**Problem to solve**. In the listing below, locate the lines that hold "Telefoonkoppeling" and copy them.

**Extracted material**.
'''

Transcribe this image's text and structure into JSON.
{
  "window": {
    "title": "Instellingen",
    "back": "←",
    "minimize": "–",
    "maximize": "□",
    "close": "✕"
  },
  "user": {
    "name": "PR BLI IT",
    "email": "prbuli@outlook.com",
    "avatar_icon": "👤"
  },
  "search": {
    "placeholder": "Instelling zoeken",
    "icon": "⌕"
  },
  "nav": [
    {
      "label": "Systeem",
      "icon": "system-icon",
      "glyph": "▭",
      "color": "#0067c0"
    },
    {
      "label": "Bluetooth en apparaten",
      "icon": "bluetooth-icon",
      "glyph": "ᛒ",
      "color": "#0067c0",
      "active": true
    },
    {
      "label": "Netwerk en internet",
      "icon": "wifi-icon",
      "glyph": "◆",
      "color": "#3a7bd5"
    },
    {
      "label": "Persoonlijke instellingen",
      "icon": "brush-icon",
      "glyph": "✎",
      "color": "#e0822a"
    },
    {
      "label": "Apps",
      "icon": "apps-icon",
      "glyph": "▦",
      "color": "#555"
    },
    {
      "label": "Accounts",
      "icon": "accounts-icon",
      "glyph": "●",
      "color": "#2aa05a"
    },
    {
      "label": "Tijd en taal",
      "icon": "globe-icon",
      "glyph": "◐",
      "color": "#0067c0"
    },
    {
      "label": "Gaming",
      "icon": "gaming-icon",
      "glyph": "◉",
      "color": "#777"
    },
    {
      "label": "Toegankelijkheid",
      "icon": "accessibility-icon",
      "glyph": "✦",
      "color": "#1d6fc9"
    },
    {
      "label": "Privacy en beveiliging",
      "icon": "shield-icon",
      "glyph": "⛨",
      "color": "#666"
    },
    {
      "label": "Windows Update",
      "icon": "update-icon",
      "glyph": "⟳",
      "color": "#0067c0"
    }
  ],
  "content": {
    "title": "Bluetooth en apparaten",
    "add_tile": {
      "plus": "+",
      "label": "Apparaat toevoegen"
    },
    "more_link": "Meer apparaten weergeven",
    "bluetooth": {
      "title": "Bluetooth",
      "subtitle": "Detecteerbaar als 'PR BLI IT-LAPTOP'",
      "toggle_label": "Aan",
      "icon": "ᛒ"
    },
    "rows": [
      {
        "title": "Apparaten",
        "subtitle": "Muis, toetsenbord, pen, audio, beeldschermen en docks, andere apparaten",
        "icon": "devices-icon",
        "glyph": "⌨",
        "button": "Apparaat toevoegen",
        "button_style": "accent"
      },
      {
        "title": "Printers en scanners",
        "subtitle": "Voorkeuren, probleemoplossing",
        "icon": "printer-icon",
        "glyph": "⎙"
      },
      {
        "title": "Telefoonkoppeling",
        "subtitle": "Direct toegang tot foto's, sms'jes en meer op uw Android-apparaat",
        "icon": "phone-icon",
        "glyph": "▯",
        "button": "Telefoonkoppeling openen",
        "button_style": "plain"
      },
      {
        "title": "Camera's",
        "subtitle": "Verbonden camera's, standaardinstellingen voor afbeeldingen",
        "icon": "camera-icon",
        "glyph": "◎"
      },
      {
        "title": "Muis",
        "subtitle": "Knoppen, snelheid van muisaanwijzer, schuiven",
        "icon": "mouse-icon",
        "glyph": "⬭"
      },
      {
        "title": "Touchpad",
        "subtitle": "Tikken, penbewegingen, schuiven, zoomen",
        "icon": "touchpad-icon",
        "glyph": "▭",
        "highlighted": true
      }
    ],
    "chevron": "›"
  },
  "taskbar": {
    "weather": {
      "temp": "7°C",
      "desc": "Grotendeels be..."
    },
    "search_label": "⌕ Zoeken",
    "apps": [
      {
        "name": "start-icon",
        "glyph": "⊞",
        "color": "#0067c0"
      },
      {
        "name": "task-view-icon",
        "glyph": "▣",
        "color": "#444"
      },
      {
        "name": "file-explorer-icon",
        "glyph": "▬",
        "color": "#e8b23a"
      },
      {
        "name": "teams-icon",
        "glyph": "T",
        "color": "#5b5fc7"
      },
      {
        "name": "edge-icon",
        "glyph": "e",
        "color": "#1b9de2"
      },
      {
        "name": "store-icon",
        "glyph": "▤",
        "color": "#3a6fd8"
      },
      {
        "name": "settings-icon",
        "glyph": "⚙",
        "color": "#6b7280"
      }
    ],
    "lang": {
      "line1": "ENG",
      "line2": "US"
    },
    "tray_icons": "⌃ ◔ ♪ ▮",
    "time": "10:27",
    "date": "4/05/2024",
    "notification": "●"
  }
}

'''

**Task result**.
        "title": "Telefoonkoppeling",
        "button": "Telefoonkoppeling openen",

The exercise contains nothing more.